# [Task directions]
Return every line of the material exactly.

— BEGIN Supplied entries —

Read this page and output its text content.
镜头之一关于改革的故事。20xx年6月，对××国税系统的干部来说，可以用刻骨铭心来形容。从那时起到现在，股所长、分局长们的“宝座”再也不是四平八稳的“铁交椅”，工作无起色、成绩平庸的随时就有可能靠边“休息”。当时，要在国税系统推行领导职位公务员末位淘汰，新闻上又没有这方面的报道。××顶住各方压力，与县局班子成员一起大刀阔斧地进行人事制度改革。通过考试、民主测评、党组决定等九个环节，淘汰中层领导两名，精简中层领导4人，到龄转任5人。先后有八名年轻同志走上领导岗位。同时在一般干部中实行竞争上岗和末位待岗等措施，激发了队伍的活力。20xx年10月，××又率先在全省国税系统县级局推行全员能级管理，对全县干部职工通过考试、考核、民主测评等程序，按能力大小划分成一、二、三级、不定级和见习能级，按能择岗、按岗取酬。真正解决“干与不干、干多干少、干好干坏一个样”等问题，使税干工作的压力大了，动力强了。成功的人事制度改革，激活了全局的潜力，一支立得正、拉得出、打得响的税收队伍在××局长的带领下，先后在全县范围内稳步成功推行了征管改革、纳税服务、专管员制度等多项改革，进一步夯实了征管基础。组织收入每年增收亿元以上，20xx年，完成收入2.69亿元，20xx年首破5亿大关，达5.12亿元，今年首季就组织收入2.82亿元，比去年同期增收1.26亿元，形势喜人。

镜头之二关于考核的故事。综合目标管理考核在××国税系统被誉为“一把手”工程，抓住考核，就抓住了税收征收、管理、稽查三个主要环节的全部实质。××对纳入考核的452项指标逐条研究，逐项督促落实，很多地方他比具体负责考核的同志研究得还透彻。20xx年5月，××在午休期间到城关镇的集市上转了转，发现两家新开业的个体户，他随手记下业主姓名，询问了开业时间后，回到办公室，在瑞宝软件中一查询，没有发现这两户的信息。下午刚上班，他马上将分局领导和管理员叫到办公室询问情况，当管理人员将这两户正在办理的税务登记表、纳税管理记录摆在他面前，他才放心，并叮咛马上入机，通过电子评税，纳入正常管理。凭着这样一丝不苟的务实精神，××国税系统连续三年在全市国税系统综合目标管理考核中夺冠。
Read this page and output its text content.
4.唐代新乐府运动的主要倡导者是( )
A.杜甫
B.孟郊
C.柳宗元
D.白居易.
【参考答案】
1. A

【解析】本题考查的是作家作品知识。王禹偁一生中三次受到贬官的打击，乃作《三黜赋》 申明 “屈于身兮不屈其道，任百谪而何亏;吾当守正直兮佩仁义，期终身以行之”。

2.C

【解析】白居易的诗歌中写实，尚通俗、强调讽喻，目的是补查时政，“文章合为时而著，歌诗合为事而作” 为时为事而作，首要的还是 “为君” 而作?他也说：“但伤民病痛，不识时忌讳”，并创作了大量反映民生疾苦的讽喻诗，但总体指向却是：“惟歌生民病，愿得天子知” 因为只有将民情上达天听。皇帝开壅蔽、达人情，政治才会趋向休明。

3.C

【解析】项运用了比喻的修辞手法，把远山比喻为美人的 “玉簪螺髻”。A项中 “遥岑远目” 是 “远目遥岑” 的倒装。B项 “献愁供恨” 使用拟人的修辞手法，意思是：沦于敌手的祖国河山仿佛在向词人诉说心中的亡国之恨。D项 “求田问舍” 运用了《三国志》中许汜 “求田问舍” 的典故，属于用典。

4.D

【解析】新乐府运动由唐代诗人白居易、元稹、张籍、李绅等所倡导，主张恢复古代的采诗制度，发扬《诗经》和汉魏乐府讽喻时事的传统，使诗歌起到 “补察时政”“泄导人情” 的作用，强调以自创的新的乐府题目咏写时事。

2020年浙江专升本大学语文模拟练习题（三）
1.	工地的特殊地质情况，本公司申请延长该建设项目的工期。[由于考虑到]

— END Supplied entries —

# [The answer]
Read this page and output its text content.
镜头之一关于改革的故事。20xx年6月，对××国税系统的干部来说，可以用刻骨铭心来形容。从那时起到现在，股所长、分局长们的“宝座”再也不是四平八稳的“铁交椅”，工作无起色、成绩平庸的随时就有可能靠边“休息”。当时，要在国税系统推行领导职位公务员末位淘汰，新闻上又没有这方面的报道。××顶住各方压力，与县局班子成员一起大刀阔斧地进行人事制度改革。通过考试、民主测评、党组决定等九个环节，淘汰中层领导两名，精简中层领导4人，到龄转任5人。先后有八名年轻同志走上领导岗位。同时在一般干部中实行竞争上岗和末位待岗等措施，激发了队伍的活力。20xx年10月，××又率先在全省国税系统县级局推行全员能级管理，对全县干部职工通过考试、考核、民主测评等程序，按能力大小划分成一、二、三级、不定级和见习能级，按能择岗、按岗取酬。真正解决“干与不干、干多干少、干好干坏一个样”等问题，使税干工作的压力大了，动力强了。成功的人事制度改革，激活了全局的潜力，一支立得正、拉得出、打得响的税收队伍在××局长的带领下，先后在全县范围内稳步成功推行了征管改革、纳税服务、专管员制度等多项改革，进一步夯实了征管基础。组织收入每年增收亿元以上，20xx年，完成收入2.69亿元，20xx年首破5亿大关，达5.12亿元，今年首季就组织收入2.82亿元，比去年同期增收1.26亿元，形势喜人。

镜头之二关于考核的故事。综合目标管理考核在××国税系统被誉为“一把手”工程，抓住考核，就抓住了税收征收、管理、稽查三个主要环节的全部实质。××对纳入考核的452项指标逐条研究，逐项督促落实，很多地方他比具体负责考核的同志研究得还透彻。20xx年5月，××在午休期间到城关镇的集市上转了转，发现两家新开业的个体户，他随手记下业主姓名，询问了开业时间后，回到办公室，在瑞宝软件中一查询，没有发现这两户的信息。下午刚上班，他马上将分局领导和管理员叫到办公室询问情况，当管理人员将这两户正在办理的税务登记表、纳税管理记录摆在他面前，他才放心，并叮咛马上入机，通过电子评税，纳入正常管理。凭着这样一丝不苟的务实精神，××国税系统连续三年在全市国税系统综合目标管理考核中夺冠。
Read this page and output its text content.
4.唐代新乐府运动的主要倡导者是( )
A.杜甫
B.孟郊
C.柳宗元
D.白居易.
【参考答案】
1. A

【解析】本题考查的是作家作品知识。王禹偁一生中三次受到贬官的打击，乃作《三黜赋》 申明 “屈于身兮不屈其道，任百谪而何亏;吾当守正直兮佩仁义，期终身以行之”。

2.C

【解析】白居易的诗歌中写实，尚通俗、强调讽喻，目的是补查时政，“文章合为时而著，歌诗合为事而作” 为时为事而作，首要的还是 “为君” 而作?他也说：“但伤民病痛，不识时忌讳”，并创作了大量反映民生疾苦的讽喻诗，但总体指向却是：“惟歌生民病，愿得天子知” 因为只有将民情上达天听。皇帝开壅蔽、达人情，政治才会趋向休明。

3.C

【解析】项运用了比喻的修辞手法，把远山比喻为美人的 “玉簪螺髻”。A项中 “遥岑远目” 是 “远目遥岑” 的倒装。B项 “献愁供恨” 使用拟人的修辞手法，意思是：沦于敌手的祖国河山仿佛在向词人诉说心中的亡国之恨。D项 “求田问舍” 运用了《三国志》中许汜 “求田问舍” 的典故，属于用典。

4.D

【解析】新乐府运动由唐代诗人白居易、元稹、张籍、李绅等所倡导，主张恢复古代的采诗制度，发扬《诗经》和汉魏乐府讽喻时事的传统，使诗歌起到 “补察时政”“泄导人情” 的作用，强调以自创的新的乐府题目咏写时事。

2020年浙江专升本大学语文模拟练习题（三）
1.	工地的特殊地质情况，本公司申请延长该建设项目的工期。[由于考虑到]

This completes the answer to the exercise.